Instructions to follow >> Only the pictures stay out; every record is to be quoted exactly.

— START —

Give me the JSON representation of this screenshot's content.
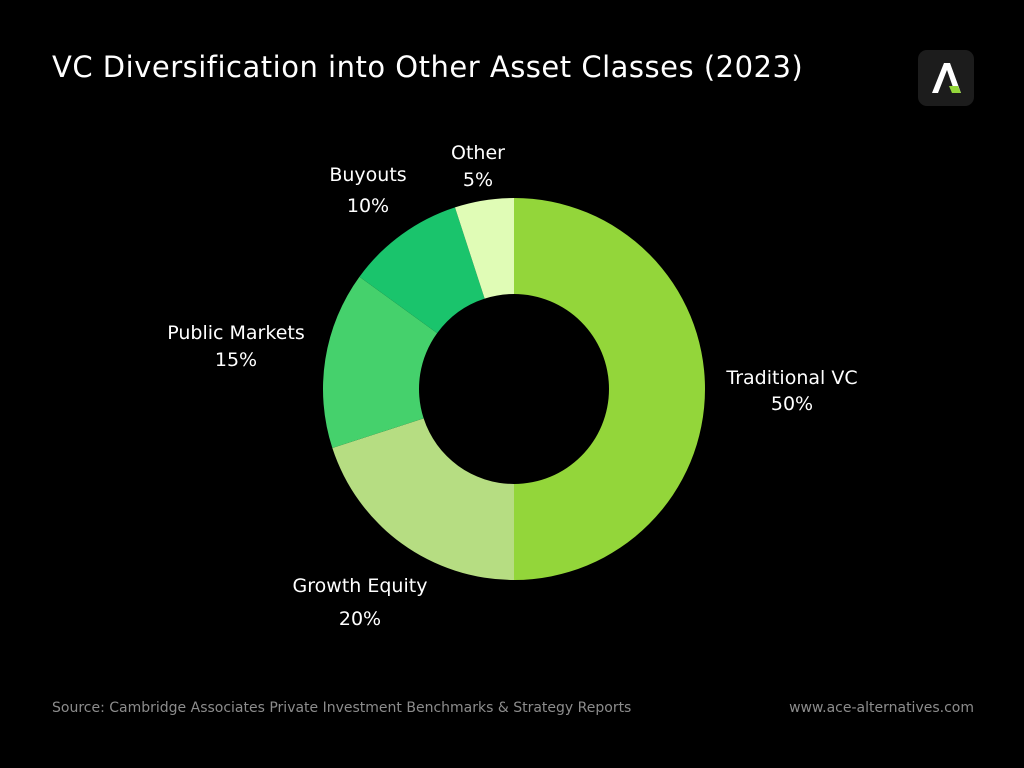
{
  "header": {
    "title": "VC Diversification into Other Asset Classes (2023)",
    "logo_icon": "ace-alternatives-logo-icon"
  },
  "chart_data": {
    "type": "pie",
    "subtype": "donut",
    "title": "VC Diversification into Other Asset Classes (2023)",
    "categories": [
      "Traditional VC",
      "Growth Equity",
      "Public Markets",
      "Buyouts",
      "Other"
    ],
    "values": [
      50,
      20,
      15,
      10,
      5
    ],
    "value_labels": [
      "50%",
      "20%",
      "15%",
      "10%",
      "5%"
    ],
    "colors": [
      "#93d63a",
      "#b6dd82",
      "#45d16c",
      "#1ac46c",
      "#e0fcb6"
    ],
    "unit": "%",
    "legend": "none (direct labels)"
  },
  "footer": {
    "source": "Source: Cambridge Associates Private Investment Benchmarks & Strategy Reports",
    "website": "www.ace-alternatives.com"
  },
  "colors": {
    "background": "#000000",
    "text": "#ffffff",
    "muted_text": "#8c8c8c",
    "logo_accent": "#93d63a"
  }
}
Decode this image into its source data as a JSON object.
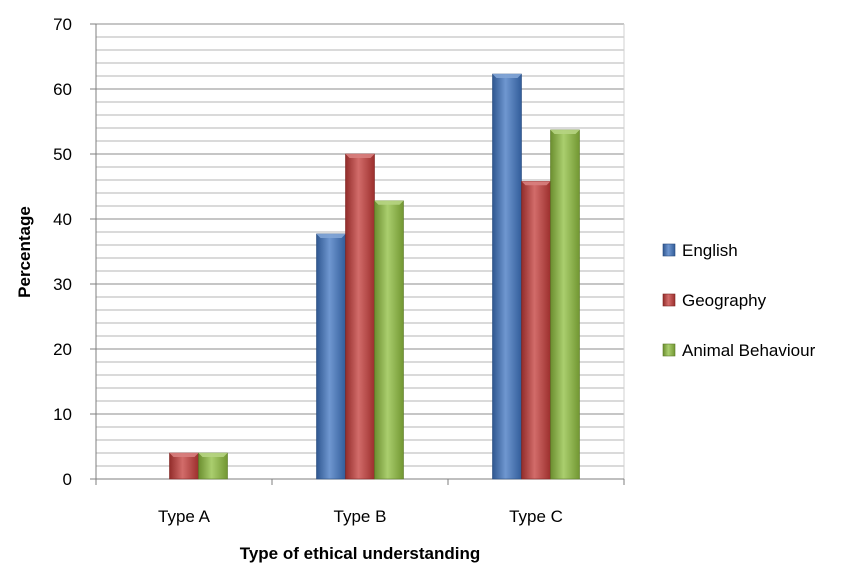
{
  "chart_data": {
    "type": "bar",
    "title": "",
    "xlabel": "Type of ethical understanding",
    "ylabel": "Percentage",
    "categories": [
      "Type A",
      "Type B",
      "Type C"
    ],
    "ylim": [
      0,
      70
    ],
    "yticks": [
      0,
      10,
      20,
      30,
      40,
      50,
      60,
      70
    ],
    "minor_gridlines_per_major": 5,
    "grid": true,
    "legend_position": "right",
    "series": [
      {
        "name": "English",
        "values": [
          0,
          37.7,
          62.3
        ],
        "color": "#3f74c0"
      },
      {
        "name": "Geography",
        "values": [
          4,
          50,
          45.8
        ],
        "color": "#c33b38"
      },
      {
        "name": "Animal Behaviour",
        "values": [
          4,
          42.8,
          53.7
        ],
        "color": "#8ebd3e"
      }
    ]
  }
}
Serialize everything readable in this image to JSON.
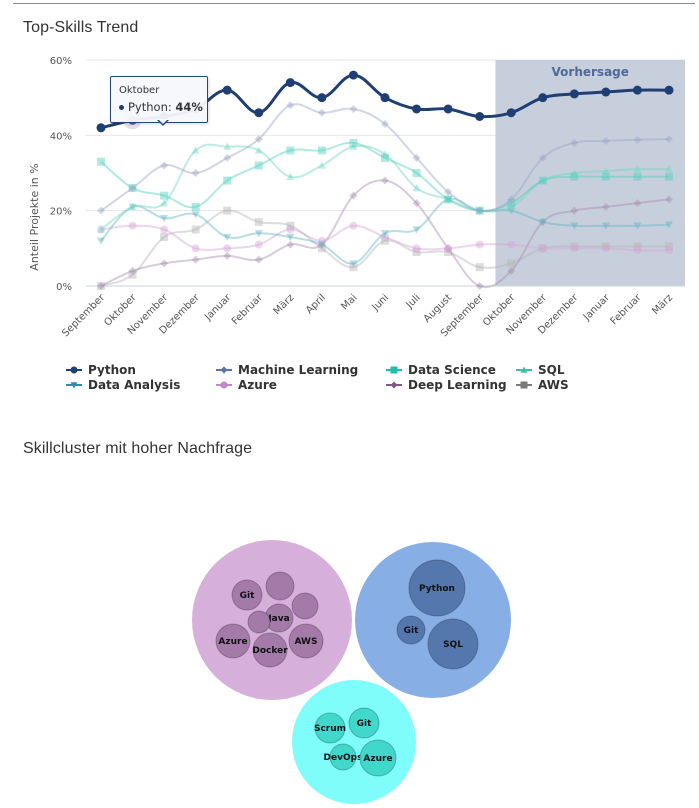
{
  "page": {
    "section1_title": "Top-Skills Trend",
    "section2_title": "Skillcluster mit hoher Nachfrage"
  },
  "tooltip": {
    "header": "Oktober",
    "series": "Python",
    "value": "44%",
    "color": "#1f3f74"
  },
  "chart_data": {
    "type": "line",
    "title": "Top-Skills Trend",
    "xlabel": "",
    "ylabel": "Anteil Projekte in %",
    "ylim": [
      0,
      60
    ],
    "yticks": [
      "0%",
      "20%",
      "40%",
      "60%"
    ],
    "ytick_values": [
      0,
      20,
      40,
      60
    ],
    "grid": true,
    "legend_position": "bottom",
    "forecast_band": {
      "label": "Vorhersage",
      "from_index": 12.5,
      "to_index": 18.5,
      "color": "#c7cfdc"
    },
    "categories": [
      "September",
      "Oktober",
      "November",
      "Dezember",
      "Januar",
      "Februar",
      "März",
      "April",
      "Mai",
      "Juni",
      "Juli",
      "August",
      "September",
      "Oktober",
      "November",
      "Dezember",
      "Januar",
      "Februar",
      "März"
    ],
    "series": [
      {
        "name": "Python",
        "color": "#1f3f74",
        "marker": "circle",
        "highlight": true,
        "values": [
          42,
          44,
          45,
          47,
          52,
          46,
          54,
          50,
          56,
          50,
          47,
          47,
          45,
          46,
          50,
          51,
          51.5,
          52,
          52
        ]
      },
      {
        "name": "Machine Learning",
        "color": "#9aa5c6",
        "marker": "diamond",
        "highlight": false,
        "values": [
          20,
          26,
          32,
          30,
          34,
          39,
          48,
          46,
          47,
          43,
          34,
          25,
          20,
          23,
          34,
          38,
          38.5,
          38.8,
          39
        ]
      },
      {
        "name": "Data Science",
        "color": "#4fcfbf",
        "marker": "square",
        "highlight": false,
        "values": [
          33,
          26,
          24,
          21,
          28,
          32,
          36,
          36,
          38,
          34,
          30,
          23,
          20,
          22,
          28,
          29,
          29,
          29,
          29
        ]
      },
      {
        "name": "SQL",
        "color": "#6ad6c2",
        "marker": "triangle",
        "highlight": false,
        "values": [
          15,
          21,
          22,
          36,
          37,
          36,
          29,
          32,
          37,
          35,
          26,
          23,
          20,
          21,
          28,
          30,
          30.5,
          31,
          31
        ]
      },
      {
        "name": "Data Analysis",
        "color": "#5fb3c5",
        "marker": "triangle-down",
        "highlight": false,
        "values": [
          12,
          21,
          18,
          19,
          13,
          14,
          13,
          11,
          6,
          14,
          15,
          23,
          20,
          20,
          17,
          16,
          16,
          16,
          16.3
        ]
      },
      {
        "name": "Azure",
        "color": "#d7a5d8",
        "marker": "circle",
        "highlight": false,
        "values": [
          15,
          16,
          15,
          10,
          10,
          11,
          15,
          12,
          16,
          13,
          10,
          10,
          11,
          11,
          10,
          10,
          10,
          9.5,
          9.5
        ]
      },
      {
        "name": "Deep Learning",
        "color": "#a98bb0",
        "marker": "diamond",
        "highlight": false,
        "values": [
          0,
          4,
          6,
          7,
          8,
          7,
          11,
          11,
          24,
          28,
          22,
          10,
          0,
          4,
          17,
          20,
          21,
          22,
          23
        ]
      },
      {
        "name": "AWS",
        "color": "#b3b3b3",
        "marker": "square",
        "highlight": false,
        "values": [
          0,
          3,
          13,
          15,
          20,
          17,
          16,
          10,
          5,
          12,
          9,
          9,
          5,
          6,
          10,
          10.5,
          10.5,
          10.5,
          10.5
        ]
      }
    ]
  },
  "legend": {
    "items": [
      {
        "label": "Python",
        "color": "#1f3f74",
        "marker": "circle"
      },
      {
        "label": "Machine Learning",
        "color": "#5a74a6",
        "marker": "diamond"
      },
      {
        "label": "Data Science",
        "color": "#1fbfae",
        "marker": "square"
      },
      {
        "label": "SQL",
        "color": "#3fbfaa",
        "marker": "triangle"
      },
      {
        "label": "Data Analysis",
        "color": "#2a8ea5",
        "marker": "triangle-down"
      },
      {
        "label": "Azure",
        "color": "#c187c6",
        "marker": "circle"
      },
      {
        "label": "Deep Learning",
        "color": "#7d5a86",
        "marker": "diamond"
      },
      {
        "label": "AWS",
        "color": "#7a7a7a",
        "marker": "square"
      }
    ]
  },
  "clusters": [
    {
      "name": "cluster-1",
      "color": "#d6b0da",
      "inner_color": "#a47aa8",
      "skills": [
        "Git",
        "",
        "",
        "Java",
        "",
        "Azure",
        "Docker",
        "AWS"
      ]
    },
    {
      "name": "cluster-2",
      "color": "#88aee6",
      "inner_color": "#5478ad",
      "skills": [
        "Python",
        "Git",
        "SQL"
      ]
    },
    {
      "name": "cluster-3",
      "color": "#7ffdfb",
      "inner_color": "#3fd8cb",
      "skills": [
        "Scrum",
        "Git",
        "DevOps",
        "Azure"
      ]
    }
  ]
}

— END —

Correct output >>
Give me the JSON representation of this screenshot's content.
{
  "header": {
    "title": "VC Diversification into Other Asset Classes (2023)",
    "logo_icon": "ace-alternatives-logo-icon"
  },
  "chart_data": {
    "type": "pie",
    "subtype": "donut",
    "title": "VC Diversification into Other Asset Classes (2023)",
    "categories": [
      "Traditional VC",
      "Growth Equity",
      "Public Markets",
      "Buyouts",
      "Other"
    ],
    "values": [
      50,
      20,
      15,
      10,
      5
    ],
    "value_labels": [
      "50%",
      "20%",
      "15%",
      "10%",
      "5%"
    ],
    "colors": [
      "#93d63a",
      "#b6dd82",
      "#45d16c",
      "#1ac46c",
      "#e0fcb6"
    ],
    "unit": "%",
    "legend": "none (direct labels)"
  },
  "footer": {
    "source": "Source: Cambridge Associates Private Investment Benchmarks & Strategy Reports",
    "website": "www.ace-alternatives.com"
  },
  "colors": {
    "background": "#000000",
    "text": "#ffffff",
    "muted_text": "#8c8c8c",
    "logo_accent": "#93d63a"
  }
}
Decode this image into its source data as a JSON object.
{
  "chart_data": {
    "type": "bar",
    "title": "",
    "xlabel": "Type of ethical understanding",
    "ylabel": "Percentage",
    "categories": [
      "Type A",
      "Type B",
      "Type C"
    ],
    "ylim": [
      0,
      70
    ],
    "yticks": [
      0,
      10,
      20,
      30,
      40,
      50,
      60,
      70
    ],
    "minor_gridlines_per_major": 5,
    "grid": true,
    "legend_position": "right",
    "series": [
      {
        "name": "English",
        "values": [
          0,
          37.7,
          62.3
        ],
        "color": "#3f74c0"
      },
      {
        "name": "Geography",
        "values": [
          4,
          50,
          45.8
        ],
        "color": "#c33b38"
      },
      {
        "name": "Animal Behaviour",
        "values": [
          4,
          42.8,
          53.7
        ],
        "color": "#8ebd3e"
      }
    ]
  }
}
Serialize everything readable in this image to JSON.
{
  "page": {
    "section1_title": "Top-Skills Trend",
    "section2_title": "Skillcluster mit hoher Nachfrage"
  },
  "tooltip": {
    "header": "Oktober",
    "series": "Python",
    "value": "44%",
    "color": "#1f3f74"
  },
  "chart_data": {
    "type": "line",
    "title": "Top-Skills Trend",
    "xlabel": "",
    "ylabel": "Anteil Projekte in %",
    "ylim": [
      0,
      60
    ],
    "yticks": [
      "0%",
      "20%",
      "40%",
      "60%"
    ],
    "ytick_values": [
      0,
      20,
      40,
      60
    ],
    "grid": true,
    "legend_position": "bottom",
    "forecast_band": {
      "label": "Vorhersage",
      "from_index": 12.5,
      "to_index": 18.5,
      "color": "#c7cfdc"
    },
    "categories": [
      "September",
      "Oktober",
      "November",
      "Dezember",
      "Januar",
      "Februar",
      "März",
      "April",
      "Mai",
      "Juni",
      "Juli",
      "August",
      "September",
      "Oktober",
      "November",
      "Dezember",
      "Januar",
      "Februar",
      "März"
    ],
    "series": [
      {
        "name": "Python",
        "color": "#1f3f74",
        "marker": "circle",
        "highlight": true,
        "values": [
          42,
          44,
          45,
          47,
          52,
          46,
          54,
          50,
          56,
          50,
          47,
          47,
          45,
          46,
          50,
          51,
          51.5,
          52,
          52
        ]
      },
      {
        "name": "Machine Learning",
        "color": "#9aa5c6",
        "marker": "diamond",
        "highlight": false,
        "values": [
          20,
          26,
          32,
          30,
          34,
          39,
          48,
          46,
          47,
          43,
          34,
          25,
          20,
          23,
          34,
          38,
          38.5,
          38.8,
          39
        ]
      },
      {
        "name": "Data Science",
        "color": "#4fcfbf",
        "marker": "square",
        "highlight": false,
        "values": [
          33,
          26,
          24,
          21,
          28,
          32,
          36,
          36,
          38,
          34,
          30,
          23,
          20,
          22,
          28,
          29,
          29,
          29,
          29
        ]
      },
      {
        "name": "SQL",
        "color": "#6ad6c2",
        "marker": "triangle",
        "highlight": false,
        "values": [
          15,
          21,
          22,
          36,
          37,
          36,
          29,
          32,
          37,
          35,
          26,
          23,
          20,
          21,
          28,
          30,
          30.5,
          31,
          31
        ]
      },
      {
        "name": "Data Analysis",
        "color": "#5fb3c5",
        "marker": "triangle-down",
        "highlight": false,
        "values": [
          12,
          21,
          18,
          19,
          13,
          14,
          13,
          11,
          6,
          14,
          15,
          23,
          20,
          20,
          17,
          16,
          16,
          16,
          16.3
        ]
      },
      {
        "name": "Azure",
        "color": "#d7a5d8",
        "marker": "circle",
        "highlight": false,
        "values": [
          15,
          16,
          15,
          10,
          10,
          11,
          15,
          12,
          16,
          13,
          10,
          10,
          11,
          11,
          10,
          10,
          10,
          9.5,
          9.5
        ]
      },
      {
        "name": "Deep Learning",
        "color": "#a98bb0",
        "marker": "diamond",
        "highlight": false,
        "values": [
          0,
          4,
          6,
          7,
          8,
          7,
          11,
          11,
          24,
          28,
          22,
          10,
          0,
          4,
          17,
          20,
          21,
          22,
          23
        ]
      },
      {
        "name": "AWS",
        "color": "#b3b3b3",
        "marker": "square",
        "highlight": false,
        "values": [
          0,
          3,
          13,
          15,
          20,
          17,
          16,
          10,
          5,
          12,
          9,
          9,
          5,
          6,
          10,
          10.5,
          10.5,
          10.5,
          10.5
        ]
      }
    ]
  },
  "legend": {
    "items": [
      {
        "label": "Python",
        "color": "#1f3f74",
        "marker": "circle"
      },
      {
        "label": "Machine Learning",
        "color": "#5a74a6",
        "marker": "diamond"
      },
      {
        "label": "Data Science",
        "color": "#1fbfae",
        "marker": "square"
      },
      {
        "label": "SQL",
        "color": "#3fbfaa",
        "marker": "triangle"
      },
      {
        "label": "Data Analysis",
        "color": "#2a8ea5",
        "marker": "triangle-down"
      },
      {
        "label": "Azure",
        "color": "#c187c6",
        "marker": "circle"
      },
      {
        "label": "Deep Learning",
        "color": "#7d5a86",
        "marker": "diamond"
      },
      {
        "label": "AWS",
        "color": "#7a7a7a",
        "marker": "square"
      }
    ]
  },
  "clusters": [
    {
      "name": "cluster-1",
      "color": "#d6b0da",
      "inner_color": "#a47aa8",
      "skills": [
        "Git",
        "",
        "",
        "Java",
        "",
        "Azure",
        "Docker",
        "AWS"
      ]
    },
    {
      "name": "cluster-2",
      "color": "#88aee6",
      "inner_color": "#5478ad",
      "skills": [
        "Python",
        "Git",
        "SQL"
      ]
    },
    {
      "name": "cluster-3",
      "color": "#7ffdfb",
      "inner_color": "#3fd8cb",
      "skills": [
        "Scrum",
        "Git",
        "DevOps",
        "Azure"
      ]
    }
  ]
}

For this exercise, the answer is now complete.